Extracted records
↓↓↓

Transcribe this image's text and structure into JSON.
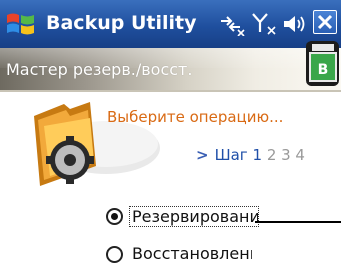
{
  "window": {
    "app_title": "Backup Utility",
    "start_icon": "windows-flag-icon",
    "status_icons": [
      "connectivity-icon",
      "signal-off-icon",
      "volume-icon"
    ],
    "close_icon": "close-icon"
  },
  "header": {
    "title": "Мастер резерв./восст.",
    "icon": "backup-card-icon"
  },
  "main": {
    "illustration_icon": "folder-gear-icon",
    "prompt": "Выберите операцию...",
    "steps": {
      "arrow": ">",
      "label": "Шаг",
      "current": "1",
      "others": "2 3 4"
    },
    "options": [
      {
        "label": "Резервирование",
        "selected": true
      },
      {
        "label": "Восстановление",
        "selected": false
      }
    ]
  },
  "colors": {
    "titlebar": "#1f4f9e",
    "prompt": "#d96a14",
    "step_link": "#1f4fa8"
  }
}
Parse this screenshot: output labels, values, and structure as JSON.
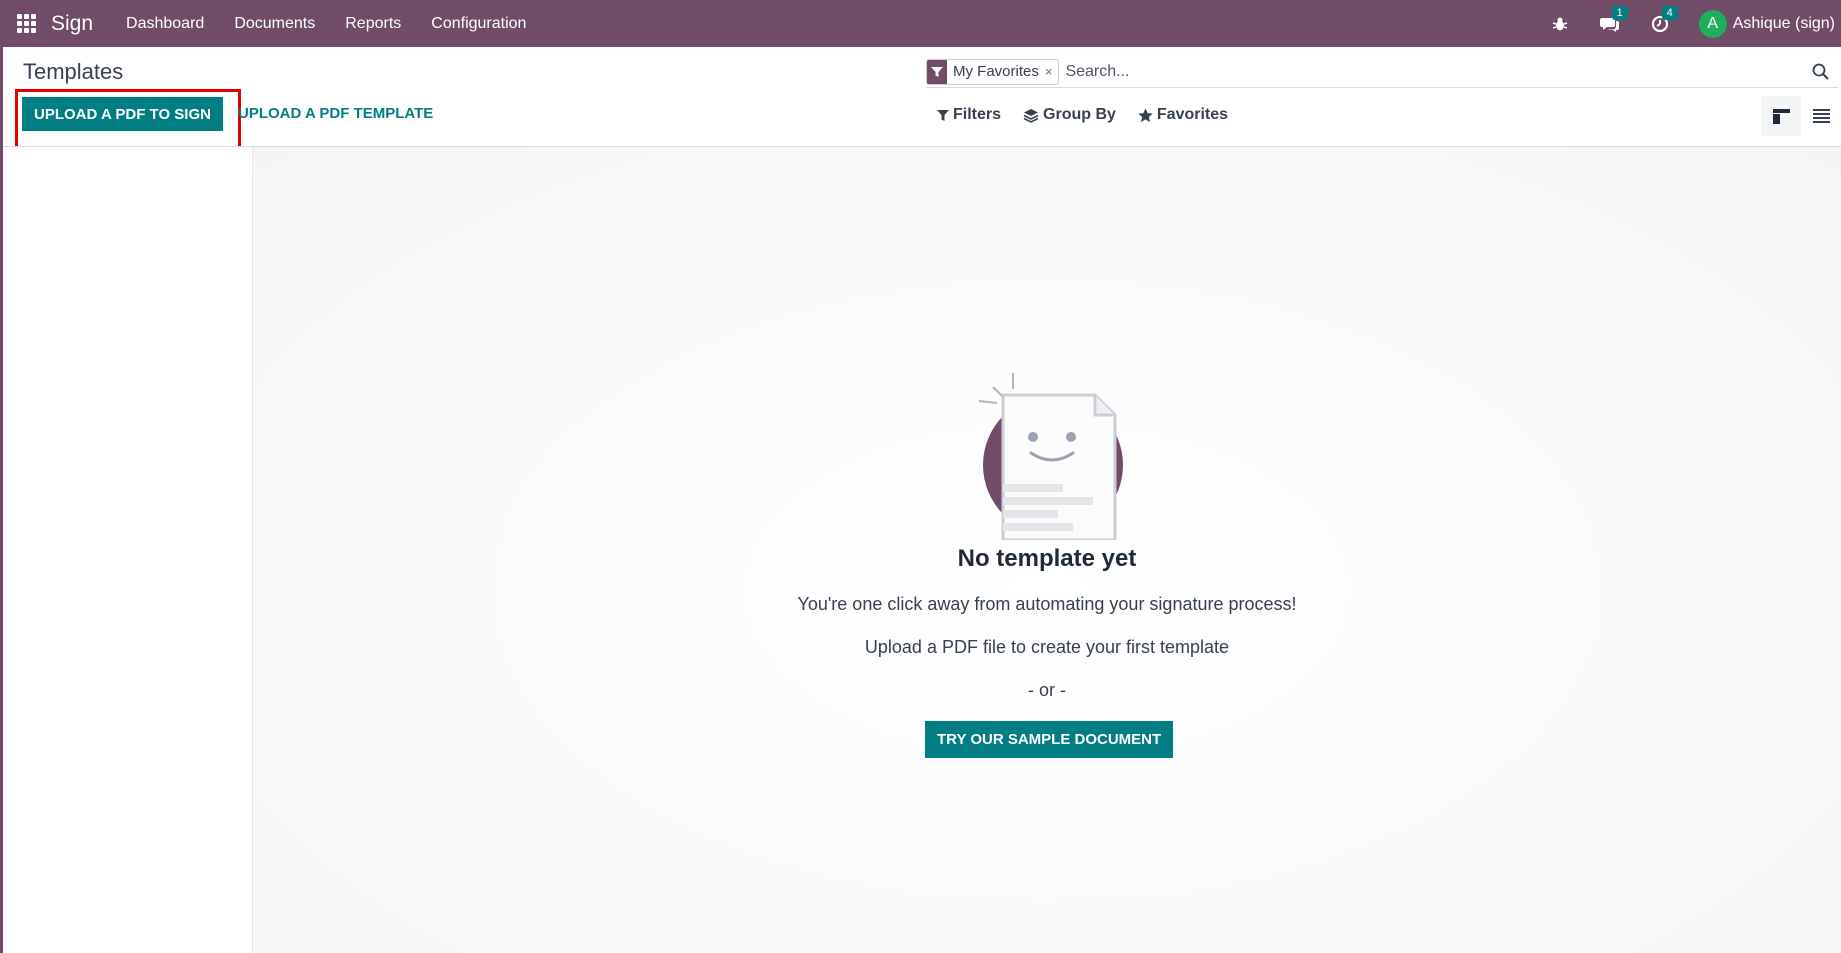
{
  "navbar": {
    "brand": "Sign",
    "menu": [
      {
        "label": "Dashboard"
      },
      {
        "label": "Documents"
      },
      {
        "label": "Reports"
      },
      {
        "label": "Configuration"
      }
    ],
    "messages_count": "1",
    "activities_count": "4",
    "avatar_letter": "A",
    "user_name": "Ashique (sign)"
  },
  "control_panel": {
    "title": "Templates",
    "upload_sign_label": "UPLOAD A PDF TO SIGN",
    "upload_template_label": "UPLOAD A PDF TEMPLATE",
    "search": {
      "facet_label": "My Favorites",
      "facet_remove": "×",
      "placeholder": "Search..."
    },
    "filters_label": "Filters",
    "groupby_label": "Group By",
    "favorites_label": "Favorites"
  },
  "empty_state": {
    "title": "No template yet",
    "line1": "You're one click away from automating your signature process!",
    "line2": "Upload a PDF file to create your first template",
    "line3": "- or -",
    "sample_button": "TRY OUR SAMPLE DOCUMENT"
  },
  "colors": {
    "brand": "#714b67",
    "primary": "#017e84",
    "highlight": "#e30000"
  }
}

↑↑↑

WHAT YOU WILL DO.
Repeat each entry precisely as it appears. Leave the pictures out.

EXPECTED ANSWER.
Transcribe this image's text and structure into JSON.
{
  "window": {
    "app_title": "Backup Utility",
    "start_icon": "windows-flag-icon",
    "status_icons": [
      "connectivity-icon",
      "signal-off-icon",
      "volume-icon"
    ],
    "close_icon": "close-icon"
  },
  "header": {
    "title": "Мастер резерв./восст.",
    "icon": "backup-card-icon"
  },
  "main": {
    "illustration_icon": "folder-gear-icon",
    "prompt": "Выберите операцию...",
    "steps": {
      "arrow": ">",
      "label": "Шаг",
      "current": "1",
      "others": "2 3 4"
    },
    "options": [
      {
        "label": "Резервирование",
        "selected": true
      },
      {
        "label": "Восстановление",
        "selected": false
      }
    ]
  },
  "colors": {
    "titlebar": "#1f4f9e",
    "prompt": "#d96a14",
    "step_link": "#1f4fa8"
  }
}
Parse this screenshot: output labels, values, and structure as JSON.
{
  "navbar": {
    "brand": "Sign",
    "menu": [
      {
        "label": "Dashboard"
      },
      {
        "label": "Documents"
      },
      {
        "label": "Reports"
      },
      {
        "label": "Configuration"
      }
    ],
    "messages_count": "1",
    "activities_count": "4",
    "avatar_letter": "A",
    "user_name": "Ashique (sign)"
  },
  "control_panel": {
    "title": "Templates",
    "upload_sign_label": "UPLOAD A PDF TO SIGN",
    "upload_template_label": "UPLOAD A PDF TEMPLATE",
    "search": {
      "facet_label": "My Favorites",
      "facet_remove": "×",
      "placeholder": "Search..."
    },
    "filters_label": "Filters",
    "groupby_label": "Group By",
    "favorites_label": "Favorites"
  },
  "empty_state": {
    "title": "No template yet",
    "line1": "You're one click away from automating your signature process!",
    "line2": "Upload a PDF file to create your first template",
    "line3": "- or -",
    "sample_button": "TRY OUR SAMPLE DOCUMENT"
  },
  "colors": {
    "brand": "#714b67",
    "primary": "#017e84",
    "highlight": "#e30000"
  }
}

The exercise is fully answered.